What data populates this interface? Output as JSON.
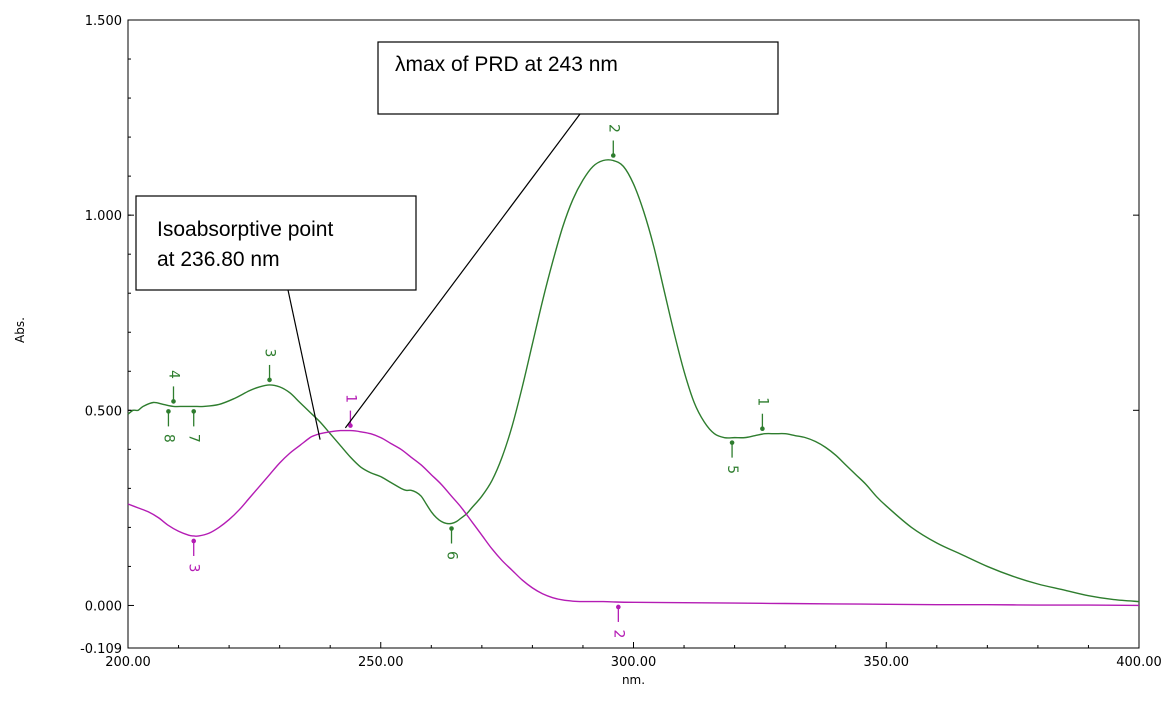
{
  "chart_data": {
    "type": "line",
    "xlabel": "nm.",
    "ylabel": "Abs.",
    "xlim": [
      200,
      400
    ],
    "ylim": [
      -0.109,
      1.5
    ],
    "x_ticks": [
      200,
      250,
      300,
      350,
      400
    ],
    "x_tick_labels": [
      "200.00",
      "250.00",
      "300.00",
      "350.00",
      "400.00"
    ],
    "y_ticks": [
      1.5,
      1.0,
      0.5,
      0.0,
      -0.109
    ],
    "y_tick_labels": [
      "1.500",
      "1.000",
      "0.500",
      "0.000",
      "-0.109"
    ],
    "grid": false,
    "legend": "none",
    "series": [
      {
        "color": "#2e7d2e",
        "x": [
          200,
          201,
          202,
          203,
          205,
          207,
          209,
          211,
          213,
          215,
          218,
          221,
          224,
          226,
          228,
          230,
          232,
          234,
          236,
          238,
          240,
          242,
          244,
          246,
          248,
          250,
          252,
          254,
          255,
          256,
          257,
          258,
          259,
          260,
          261,
          262,
          263,
          264,
          265,
          266,
          267,
          268,
          270,
          272,
          274,
          276,
          278,
          280,
          282,
          284,
          286,
          288,
          290,
          292,
          294,
          296,
          298,
          300,
          302,
          304,
          306,
          308,
          310,
          312,
          314,
          316,
          318,
          320,
          322,
          324,
          326,
          328,
          330,
          332,
          334,
          336,
          338,
          340,
          342,
          344,
          346,
          348,
          350,
          355,
          360,
          365,
          370,
          375,
          380,
          385,
          390,
          395,
          400
        ],
        "values": [
          0.49,
          0.5,
          0.5,
          0.51,
          0.52,
          0.515,
          0.51,
          0.51,
          0.51,
          0.51,
          0.515,
          0.53,
          0.55,
          0.56,
          0.565,
          0.56,
          0.545,
          0.52,
          0.495,
          0.47,
          0.44,
          0.41,
          0.38,
          0.355,
          0.34,
          0.33,
          0.315,
          0.3,
          0.295,
          0.295,
          0.29,
          0.28,
          0.26,
          0.24,
          0.225,
          0.215,
          0.21,
          0.21,
          0.215,
          0.225,
          0.235,
          0.25,
          0.28,
          0.32,
          0.38,
          0.46,
          0.56,
          0.67,
          0.78,
          0.88,
          0.97,
          1.04,
          1.09,
          1.125,
          1.14,
          1.14,
          1.125,
          1.08,
          1.01,
          0.92,
          0.81,
          0.7,
          0.6,
          0.52,
          0.47,
          0.44,
          0.43,
          0.43,
          0.43,
          0.435,
          0.44,
          0.44,
          0.44,
          0.435,
          0.43,
          0.42,
          0.405,
          0.385,
          0.36,
          0.335,
          0.31,
          0.28,
          0.255,
          0.2,
          0.16,
          0.13,
          0.1,
          0.075,
          0.055,
          0.04,
          0.025,
          0.015,
          0.01
        ]
      },
      {
        "color": "#b41cb4",
        "x": [
          200,
          202,
          204,
          206,
          208,
          210,
          212,
          213,
          214,
          216,
          218,
          220,
          222,
          224,
          226,
          228,
          230,
          232,
          234,
          236,
          236.8,
          238,
          240,
          242,
          243,
          244,
          245,
          246,
          248,
          250,
          252,
          254,
          256,
          258,
          260,
          262,
          264,
          266,
          268,
          270,
          272,
          274,
          276,
          278,
          280,
          282,
          284,
          286,
          288,
          290,
          292,
          294,
          296,
          300,
          310,
          320,
          330,
          340,
          350,
          360,
          370,
          380,
          390,
          400
        ],
        "values": [
          0.26,
          0.25,
          0.24,
          0.225,
          0.205,
          0.19,
          0.18,
          0.178,
          0.178,
          0.185,
          0.2,
          0.22,
          0.245,
          0.275,
          0.305,
          0.335,
          0.365,
          0.39,
          0.41,
          0.43,
          0.435,
          0.44,
          0.445,
          0.448,
          0.448,
          0.448,
          0.447,
          0.445,
          0.44,
          0.43,
          0.415,
          0.4,
          0.38,
          0.36,
          0.335,
          0.31,
          0.28,
          0.25,
          0.215,
          0.18,
          0.145,
          0.115,
          0.09,
          0.065,
          0.045,
          0.03,
          0.02,
          0.014,
          0.011,
          0.01,
          0.01,
          0.01,
          0.009,
          0.008,
          0.007,
          0.006,
          0.005,
          0.004,
          0.003,
          0.002,
          0.002,
          0.001,
          0.001,
          0.0
        ]
      }
    ],
    "peak_markers": [
      {
        "label": "4",
        "x": 209,
        "y": 0.51,
        "side": "above",
        "color": "#2e7d2e"
      },
      {
        "label": "3",
        "x": 228,
        "y": 0.565,
        "side": "above",
        "color": "#2e7d2e"
      },
      {
        "label": "8",
        "x": 208,
        "y": 0.51,
        "side": "below",
        "color": "#2e7d2e"
      },
      {
        "label": "7",
        "x": 213,
        "y": 0.51,
        "side": "below",
        "color": "#2e7d2e"
      },
      {
        "label": "6",
        "x": 264,
        "y": 0.21,
        "side": "below",
        "color": "#2e7d2e"
      },
      {
        "label": "2",
        "x": 296,
        "y": 1.14,
        "side": "above",
        "color": "#2e7d2e"
      },
      {
        "label": "1",
        "x": 325.5,
        "y": 0.44,
        "side": "above",
        "color": "#2e7d2e"
      },
      {
        "label": "5",
        "x": 319.5,
        "y": 0.43,
        "side": "below",
        "color": "#2e7d2e"
      },
      {
        "label": "1",
        "x": 244,
        "y": 0.448,
        "side": "above",
        "color": "#b41cb4"
      },
      {
        "label": "3",
        "x": 213,
        "y": 0.178,
        "side": "below",
        "color": "#b41cb4"
      },
      {
        "label": "2",
        "x": 297,
        "y": 0.009,
        "side": "below",
        "color": "#b41cb4"
      }
    ],
    "annotations": [
      {
        "lines": [
          "λmax of PRD at 243 nm"
        ],
        "pointer_x": 243,
        "pointer_y": 0.455
      },
      {
        "lines": [
          "Isoabsorptive point",
          "at 236.80 nm"
        ],
        "pointer_x": 238,
        "pointer_y": 0.425
      }
    ]
  }
}
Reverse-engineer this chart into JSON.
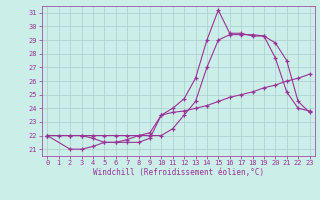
{
  "xlabel": "Windchill (Refroidissement éolien,°C)",
  "bg_color": "#cceee8",
  "line_color": "#993399",
  "grid_color": "#aacccc",
  "xlim": [
    -0.5,
    23.5
  ],
  "ylim": [
    20.5,
    31.5
  ],
  "yticks": [
    21,
    22,
    23,
    24,
    25,
    26,
    27,
    28,
    29,
    30,
    31
  ],
  "xticks": [
    0,
    1,
    2,
    3,
    4,
    5,
    6,
    7,
    8,
    9,
    10,
    11,
    12,
    13,
    14,
    15,
    16,
    17,
    18,
    19,
    20,
    21,
    22,
    23
  ],
  "line1_x": [
    0,
    1,
    2,
    3,
    4,
    5,
    6,
    7,
    8,
    9,
    10,
    11,
    12,
    13,
    14,
    15,
    16,
    17,
    18,
    19,
    20,
    21,
    22,
    23
  ],
  "line1_y": [
    22.0,
    22.0,
    22.0,
    22.0,
    21.8,
    21.5,
    21.5,
    21.5,
    21.5,
    21.8,
    23.5,
    23.7,
    23.8,
    24.0,
    24.2,
    24.5,
    24.8,
    25.0,
    25.2,
    25.5,
    25.7,
    26.0,
    26.2,
    26.5
  ],
  "line2_x": [
    0,
    2,
    3,
    4,
    5,
    6,
    7,
    8,
    9,
    10,
    11,
    12,
    13,
    14,
    15,
    16,
    17,
    18,
    19,
    20,
    21,
    22,
    23
  ],
  "line2_y": [
    22.0,
    21.0,
    21.0,
    21.2,
    21.5,
    21.5,
    21.7,
    22.0,
    22.2,
    23.5,
    24.0,
    24.7,
    26.2,
    29.0,
    31.2,
    29.5,
    29.5,
    29.3,
    29.3,
    27.7,
    25.2,
    24.0,
    23.8
  ],
  "line3_x": [
    0,
    2,
    3,
    4,
    5,
    6,
    7,
    8,
    9,
    10,
    11,
    12,
    13,
    14,
    15,
    16,
    17,
    18,
    19,
    20,
    21,
    22,
    23
  ],
  "line3_y": [
    22.0,
    22.0,
    22.0,
    22.0,
    22.0,
    22.0,
    22.0,
    22.0,
    22.0,
    22.0,
    22.5,
    23.5,
    24.5,
    27.0,
    29.0,
    29.4,
    29.4,
    29.4,
    29.3,
    28.8,
    27.5,
    24.5,
    23.7
  ]
}
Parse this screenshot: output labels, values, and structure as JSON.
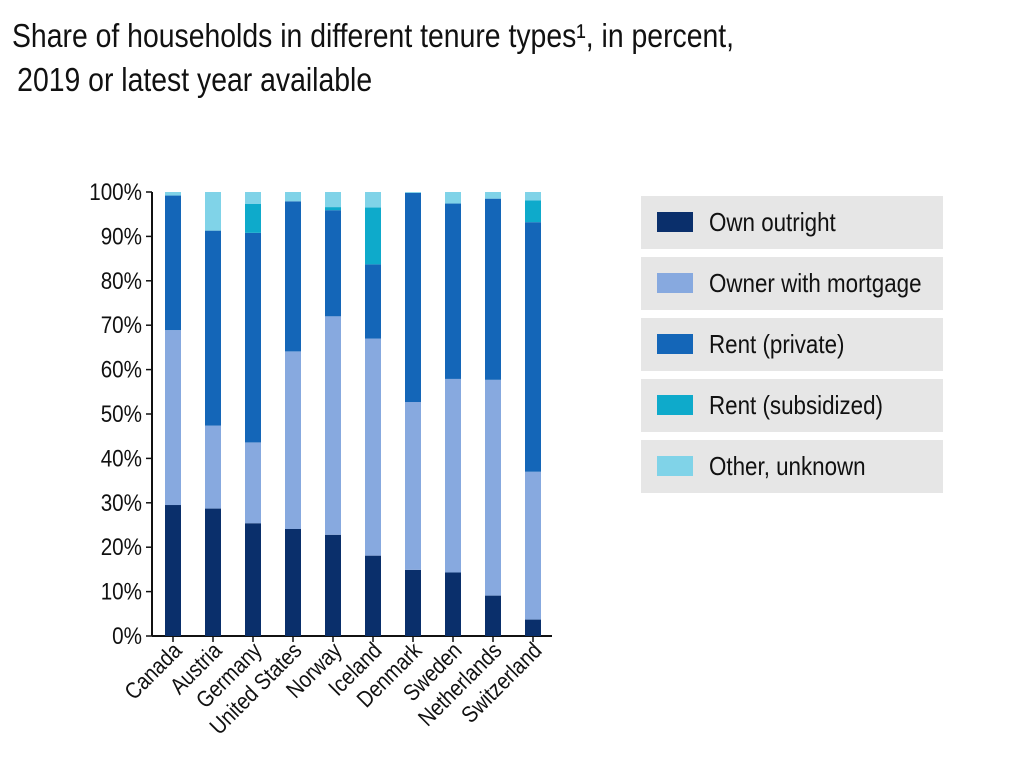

> [Work instructions]: Find the string "xlabel" in the listing and return every line that holds it.

> [Response to this exercise]:
    "xlabel": "nm.",
  "xlabel": "Windchill (Refroidissement éolien,°C)",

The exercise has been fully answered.